Prompt: Read the lines that follow and tally those with the word "Whirlwind"; give the number and nothing else.

┄┄┄┄┄┄┄┄┄┄┄┄┄┄┄┄┄┄┄┄

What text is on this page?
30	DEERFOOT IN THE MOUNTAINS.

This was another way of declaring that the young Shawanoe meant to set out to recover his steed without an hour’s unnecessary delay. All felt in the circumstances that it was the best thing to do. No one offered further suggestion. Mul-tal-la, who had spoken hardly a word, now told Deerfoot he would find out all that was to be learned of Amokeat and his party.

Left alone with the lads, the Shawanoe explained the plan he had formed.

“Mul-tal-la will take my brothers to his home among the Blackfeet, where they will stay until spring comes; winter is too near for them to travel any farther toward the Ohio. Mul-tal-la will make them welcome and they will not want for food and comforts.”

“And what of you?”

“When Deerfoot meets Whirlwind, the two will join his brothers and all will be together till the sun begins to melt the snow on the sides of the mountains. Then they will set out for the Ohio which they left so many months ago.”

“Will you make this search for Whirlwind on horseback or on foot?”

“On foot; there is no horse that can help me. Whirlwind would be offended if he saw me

┄┄┄┄┄┄┄┄┄┄┄┄┄┄┄┄┄┄┄┄

Answer to the problem: 3